## Data in this exercise
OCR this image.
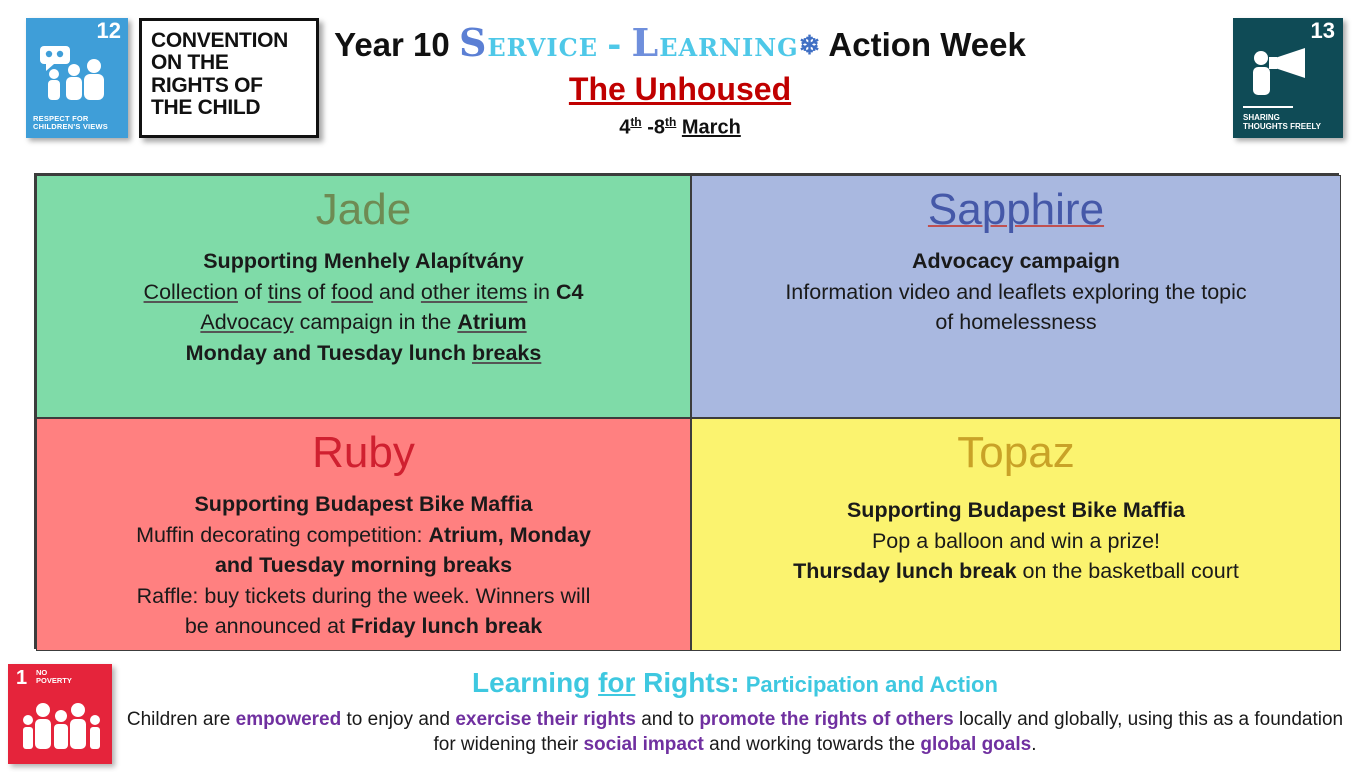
12
RESPECT FOR
CHILDREN'S VIEWS
CONVENTION
ON THE
RIGHTS OF
THE CHILD
13
SHARING
THOUGHTS FREELY
Year 10 Service - Learning❄ Action Week
The Unhoused
4th -8th March
Jade
Supporting Menhely Alapítvány
Collection of tins of food and other items in C4
Advocacy campaign in the Atrium
Monday and Tuesday lunch breaks
Sapphire
Advocacy campaign
Information video and leaflets exploring the topic
of homelessness
Ruby
Supporting Budapest Bike Maffia
Muffin decorating competition: Atrium, Monday
and Tuesday morning breaks
Raffle: buy tickets during the week. Winners will
be announced at Friday lunch break
Topaz
Supporting Budapest Bike Maffia
Pop a balloon and win a prize!
Thursday lunch break on the basketball court
1 NO
POVERTY	Learning for Rights: Participation and Action
Children are empowered to enjoy and exercise their rights and to promote the rights of others locally and globally, using this as a foundation for widening their social impact and working towards the global goals.
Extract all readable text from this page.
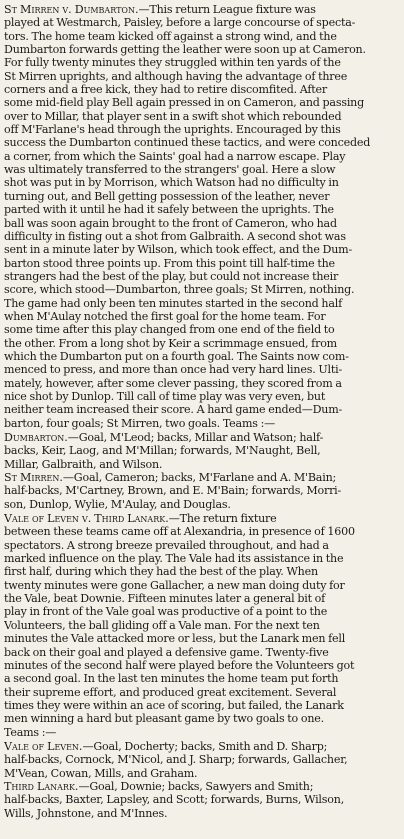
St Mirren v. Dumbarton.—This return League fixture was
played at Westmarch, Paisley, before a large concourse of specta-
tors. The home team kicked off against a strong wind, and the
Dumbarton forwards getting the leather were soon up at Cameron.
For fully twenty minutes they struggled within ten yards of the
St Mirren uprights, and although having the advantage of three
corners and a free kick, they had to retire discomfited. After
some mid-field play Bell again pressed in on Cameron, and passing
over to Millar, that player sent in a swift shot which rebounded
off M'Farlane's head through the uprights. Encouraged by this
success the Dumbarton continued these tactics, and were conceded
a corner, from which the Saints' goal had a narrow escape. Play
was ultimately transferred to the strangers' goal. Here a slow
shot was put in by Morrison, which Watson had no difficulty in
turning out, and Bell getting possession of the leather, never
parted with it until he had it safely between the uprights. The
ball was soon again brought to the front of Cameron, who had
difficulty in fisting out a shot from Galbraith. A second shot was
sent in a minute later by Wilson, which took effect, and the Dum-
barton stood three points up. From this point till half-time the
strangers had the best of the play, but could not increase their
score, which stood—Dumbarton, three goals; St Mirren, nothing.
The game had only been ten minutes started in the second half
when M'Aulay notched the first goal for the home team. For
some time after this play changed from one end of the field to
the other. From a long shot by Keir a scrimmage ensued, from
which the Dumbarton put on a fourth goal. The Saints now com-
menced to press, and more than once had very hard lines. Ulti-
mately, however, after some clever passing, they scored from a
nice shot by Dunlop. Till call of time play was very even, but
neither team increased their score. A hard game ended—Dum-
barton, four goals; St Mirren, two goals. Teams :—

Dumbarton.—Goal, M'Leod; backs, Millar and Watson; half-
backs, Keir, Laog, and M'Millan; forwards, M'Naught, Bell,
Millar, Galbraith, and Wilson.

St Mirren.—Goal, Cameron; backs, M'Farlane and A. M'Bain;
half-backs, M'Cartney, Brown, and E. M'Bain; forwards, Morri-
son, Dunlop, Wylie, M'Aulay, and Douglas.

Vale of Leven v. Third Lanark.—The return fixture
between these teams came off at Alexandria, in presence of 1600
spectators. A strong breeze prevailed throughout, and had a
marked influence on the play. The Vale had its assistance in the
first half, during which they had the best of the play. When
twenty minutes were gone Gallacher, a new man doing duty for
the Vale, beat Downie. Fifteen minutes later a general bit of
play in front of the Vale goal was productive of a point to the
Volunteers, the ball gliding off a Vale man. For the next ten
minutes the Vale attacked more or less, but the Lanark men fell
back on their goal and played a defensive game. Twenty-five
minutes of the second half were played before the Volunteers got
a second goal. In the last ten minutes the home team put forth
their supreme effort, and produced great excitement. Several
times they were within an ace of scoring, but failed, the Lanark
men winning a hard but pleasant game by two goals to one.
Teams :—

Vale of Leven.—Goal, Docherty; backs, Smith and D. Sharp;
half-backs, Cornock, M'Nicol, and J. Sharp; forwards, Gallacher,
M'Vean, Cowan, Mills, and Graham.

Third Lanark.—Goal, Downie; backs, Sawyers and Smith;
half-backs, Baxter, Lapsley, and Scott; forwards, Burns, Wilson,
Wills, Johnstone, and M'Innes.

## What this task involves
Transcribe every entry word for word, but skip the pictures.

## Finished task
OCR this image.
12
RESPECT FOR
CHILDREN'S VIEWS
CONVENTION
ON THE
RIGHTS OF
THE CHILD
13
SHARING
THOUGHTS FREELY
Year 10 Service - Learning❄ Action Week
The Unhoused
4th -8th March
Jade
Supporting Menhely Alapítvány
Collection of tins of food and other items in C4
Advocacy campaign in the Atrium
Monday and Tuesday lunch breaks
Sapphire
Advocacy campaign
Information video and leaflets exploring the topic
of homelessness
Ruby
Supporting Budapest Bike Maffia
Muffin decorating competition: Atrium, Monday
and Tuesday morning breaks
Raffle: buy tickets during the week. Winners will
be announced at Friday lunch break
Topaz
Supporting Budapest Bike Maffia
Pop a balloon and win a prize!
Thursday lunch break on the basketball court
1 NO
POVERTY	Learning for Rights: Participation and Action
Children are empowered to enjoy and exercise their rights and to promote the rights of others locally and globally, using this as a foundation for widening their social impact and working towards the global goals.
Extract all readable text from this page.
St Mirren v. Dumbarton.—This return League fixture was
played at Westmarch, Paisley, before a large concourse of specta-
tors. The home team kicked off against a strong wind, and the
Dumbarton forwards getting the leather were soon up at Cameron.
For fully twenty minutes they struggled within ten yards of the
St Mirren uprights, and although having the advantage of three
corners and a free kick, they had to retire discomfited. After
some mid-field play Bell again pressed in on Cameron, and passing
over to Millar, that player sent in a swift shot which rebounded
off M'Farlane's head through the uprights. Encouraged by this
success the Dumbarton continued these tactics, and were conceded
a corner, from which the Saints' goal had a narrow escape. Play
was ultimately transferred to the strangers' goal. Here a slow
shot was put in by Morrison, which Watson had no difficulty in
turning out, and Bell getting possession of the leather, never
parted with it until he had it safely between the uprights. The
ball was soon again brought to the front of Cameron, who had
difficulty in fisting out a shot from Galbraith. A second shot was
sent in a minute later by Wilson, which took effect, and the Dum-
barton stood three points up. From this point till half-time the
strangers had the best of the play, but could not increase their
score, which stood—Dumbarton, three goals; St Mirren, nothing.
The game had only been ten minutes started in the second half
when M'Aulay notched the first goal for the home team. For
some time after this play changed from one end of the field to
the other. From a long shot by Keir a scrimmage ensued, from
which the Dumbarton put on a fourth goal. The Saints now com-
menced to press, and more than once had very hard lines. Ulti-
mately, however, after some clever passing, they scored from a
nice shot by Dunlop. Till call of time play was very even, but
neither team increased their score. A hard game ended—Dum-
barton, four goals; St Mirren, two goals. Teams :—

Dumbarton.—Goal, M'Leod; backs, Millar and Watson; half-
backs, Keir, Laog, and M'Millan; forwards, M'Naught, Bell,
Millar, Galbraith, and Wilson.

St Mirren.—Goal, Cameron; backs, M'Farlane and A. M'Bain;
half-backs, M'Cartney, Brown, and E. M'Bain; forwards, Morri-
son, Dunlop, Wylie, M'Aulay, and Douglas.

Vale of Leven v. Third Lanark.—The return fixture
between these teams came off at Alexandria, in presence of 1600
spectators. A strong breeze prevailed throughout, and had a
marked influence on the play. The Vale had its assistance in the
first half, during which they had the best of the play. When
twenty minutes were gone Gallacher, a new man doing duty for
the Vale, beat Downie. Fifteen minutes later a general bit of
play in front of the Vale goal was productive of a point to the
Volunteers, the ball gliding off a Vale man. For the next ten
minutes the Vale attacked more or less, but the Lanark men fell
back on their goal and played a defensive game. Twenty-five
minutes of the second half were played before the Volunteers got
a second goal. In the last ten minutes the home team put forth
their supreme effort, and produced great excitement. Several
times they were within an ace of scoring, but failed, the Lanark
men winning a hard but pleasant game by two goals to one.
Teams :—

Vale of Leven.—Goal, Docherty; backs, Smith and D. Sharp;
half-backs, Cornock, M'Nicol, and J. Sharp; forwards, Gallacher,
M'Vean, Cowan, Mills, and Graham.

Third Lanark.—Goal, Downie; backs, Sawyers and Smith;
half-backs, Baxter, Lapsley, and Scott; forwards, Burns, Wilson,
Wills, Johnstone, and M'Innes.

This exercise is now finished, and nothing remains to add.